SET PROBLEM: Scan the records below for the word "replies" and give only the number of lines that hold it.

Data entries:
——————

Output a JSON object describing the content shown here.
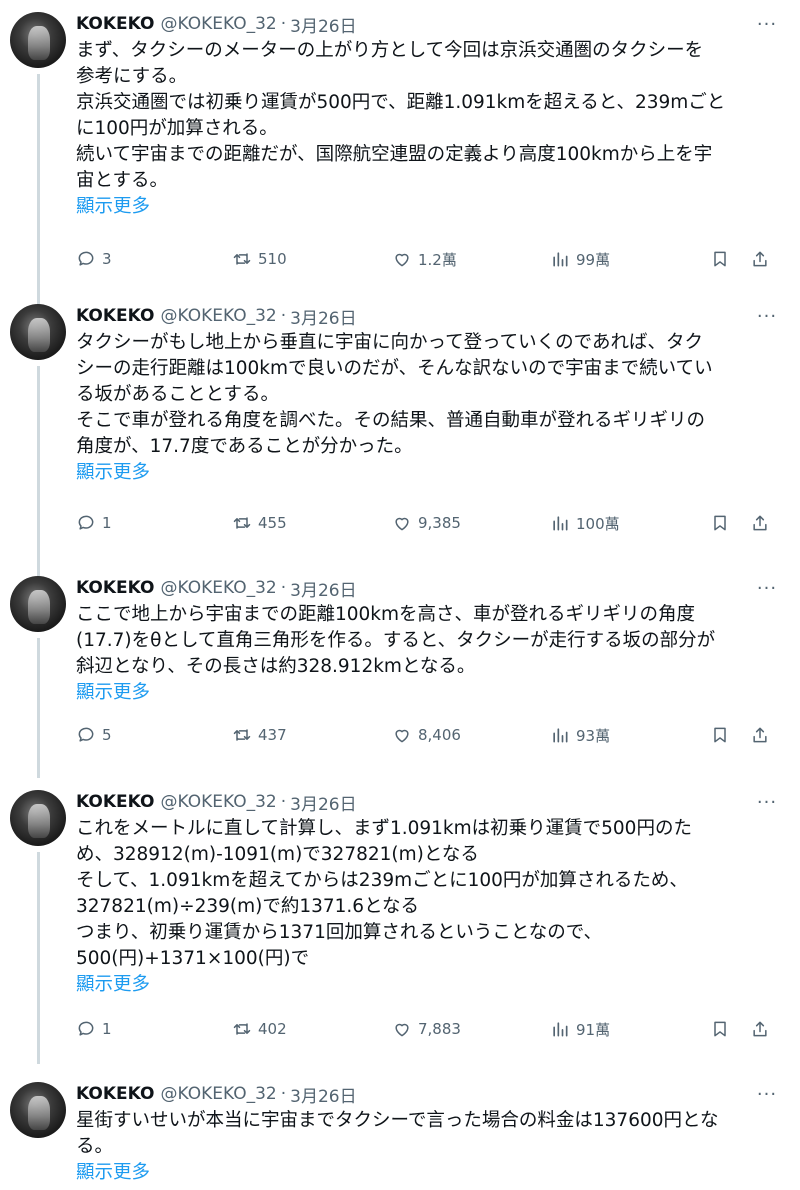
{
  "tweets": [
    {
      "author": {
        "name": "KOKEKO",
        "handle": "@KOKEKO_32",
        "date": "3月26日"
      },
      "lines": [
        "まず、タクシーのメーターの上がり方として今回は京浜交通圏のタクシーを",
        "参考にする。",
        "京浜交通圏では初乗り運賃が500円で、距離1.091kmを超えると、239mごと",
        "に100円が加算される。",
        "続いて宇宙までの距離だが、国際航空連盟の定義より高度100kmから上を宇",
        "宙とする。"
      ],
      "show_more": "顯示更多",
      "stats": {
        "replies": "3",
        "retweets": "510",
        "likes": "1.2萬",
        "views": "99萬"
      }
    },
    {
      "author": {
        "name": "KOKEKO",
        "handle": "@KOKEKO_32",
        "date": "3月26日"
      },
      "lines": [
        "タクシーがもし地上から垂直に宇宙に向かって登っていくのであれば、タク",
        "シーの走行距離は100kmで良いのだが、そんな訳ないので宇宙まで続いてい",
        "る坂があることとする。",
        "そこで車が登れる角度を調べた。その結果、普通自動車が登れるギリギリの",
        "角度が、17.7度であることが分かった。"
      ],
      "show_more": "顯示更多",
      "stats": {
        "replies": "1",
        "retweets": "455",
        "likes": "9,385",
        "views": "100萬"
      }
    },
    {
      "author": {
        "name": "KOKEKO",
        "handle": "@KOKEKO_32",
        "date": "3月26日"
      },
      "lines": [
        "ここで地上から宇宙までの距離100kmを高さ、車が登れるギリギリの角度",
        "(17.7)をθとして直角三角形を作る。すると、タクシーが走行する坂の部分が",
        "斜辺となり、その長さは約328.912kmとなる。"
      ],
      "show_more": "顯示更多",
      "stats": {
        "replies": "5",
        "retweets": "437",
        "likes": "8,406",
        "views": "93萬"
      }
    },
    {
      "author": {
        "name": "KOKEKO",
        "handle": "@KOKEKO_32",
        "date": "3月26日"
      },
      "lines": [
        "これをメートルに直して計算し、まず1.091kmは初乗り運賃で500円のた",
        "め、328912(m)-1091(m)で327821(m)となる",
        "そして、1.091kmを超えてからは239mごとに100円が加算されるため、",
        "327821(m)÷239(m)で約1371.6となる",
        "つまり、初乗り運賃から1371回加算されるということなので、",
        "500(円)+1371×100(円)で"
      ],
      "show_more": "顯示更多",
      "stats": {
        "replies": "1",
        "retweets": "402",
        "likes": "7,883",
        "views": "91萬"
      }
    },
    {
      "author": {
        "name": "KOKEKO",
        "handle": "@KOKEKO_32",
        "date": "3月26日"
      },
      "lines": [
        "星街すいせいが本当に宇宙までタクシーで言った場合の料金は137600円とな",
        "る。"
      ],
      "show_more": "顯示更多"
    }
  ],
  "colors": {
    "text": "#0f1419",
    "muted": "#536471",
    "link": "#1d9bf0",
    "thread_line": "#cfd9de"
  },
  "icons": [
    "reply-icon",
    "retweet-icon",
    "like-icon",
    "views-icon",
    "bookmark-icon",
    "share-icon",
    "more-icon"
  ]
}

——————

EXERCISE ANSWER: 4